### What needs to be done
Skip every image and restate the data word for word.

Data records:

★ ★ ★ ★ ★ ★ ★

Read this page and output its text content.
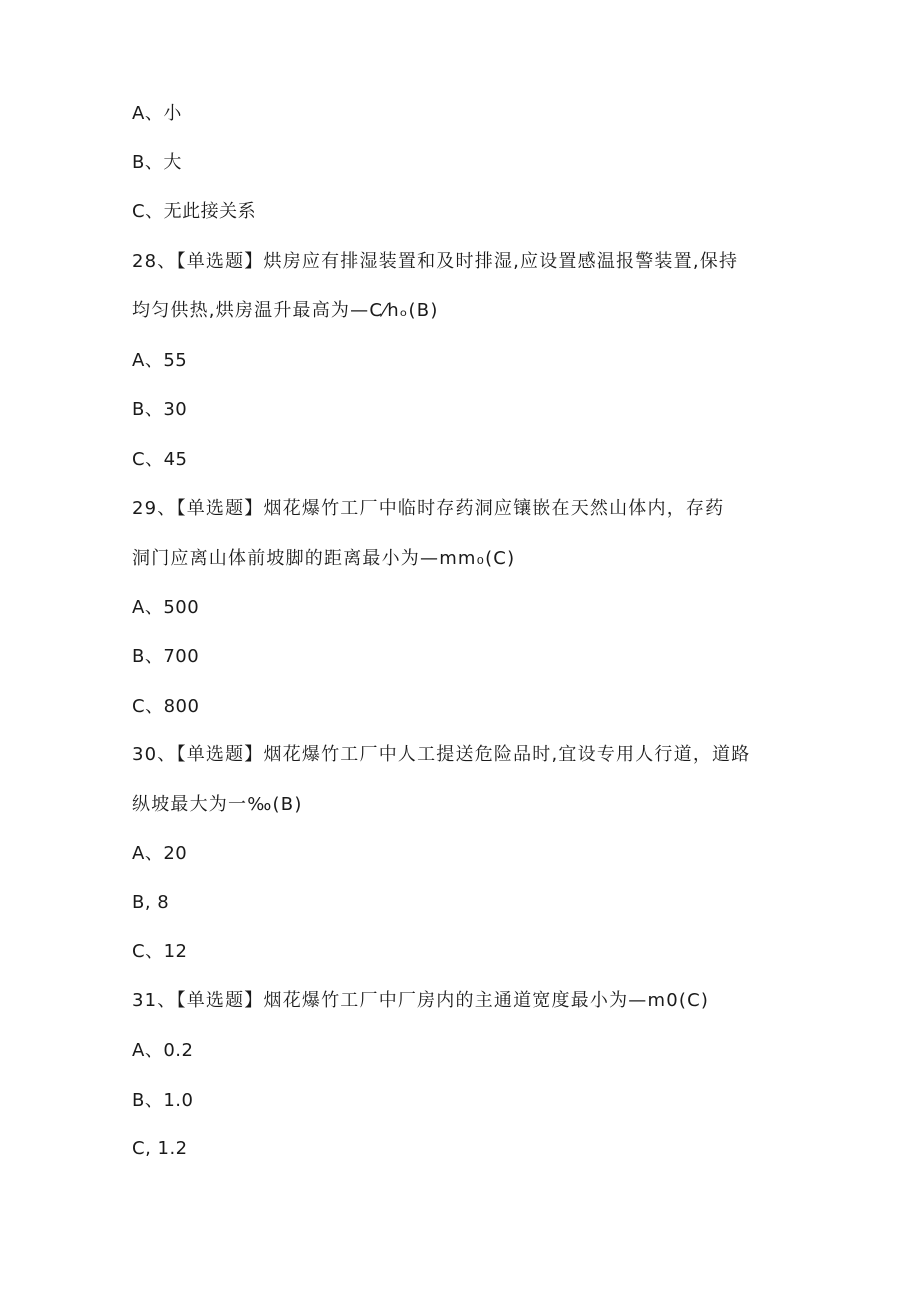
A、小
B、大
C、无此接关系
28、【单选题】烘房应有排湿装置和及时排湿,应设置感温报警装置,保持
均匀供热,烘房温升最高为—C⁄hₒ(B)
A、55
B、30
C、45
29、【单选题】烟花爆竹工厂中临时存药洞应镶嵌在天然山体内，存药
洞门应离山体前坡脚的距离最小为—mm₀(C)
A、500
B、700
C、800
30、【单选题】烟花爆竹工厂中人工提送危险品时,宜设专用人行道，道路
纵坡最大为一‰(B)
A、20
B, 8
C、12
31、【单选题】烟花爆竹工厂中厂房内的主通道宽度最小为—m0(C)
A、0.2
B、1.0
C, 1.2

★ ★ ★ ★ ★ ★ ★

### Exercise result
Read this page and output its text content.
A、小
B、大
C、无此接关系
28、【单选题】烘房应有排湿装置和及时排湿,应设置感温报警装置,保持
均匀供热,烘房温升最高为—C⁄hₒ(B)
A、55
B、30
C、45
29、【单选题】烟花爆竹工厂中临时存药洞应镶嵌在天然山体内，存药
洞门应离山体前坡脚的距离最小为—mm₀(C)
A、500
B、700
C、800
30、【单选题】烟花爆竹工厂中人工提送危险品时,宜设专用人行道，道路
纵坡最大为一‰(B)
A、20
B, 8
C、12
31、【单选题】烟花爆竹工厂中厂房内的主通道宽度最小为—m0(C)
A、0.2
B、1.0
C, 1.2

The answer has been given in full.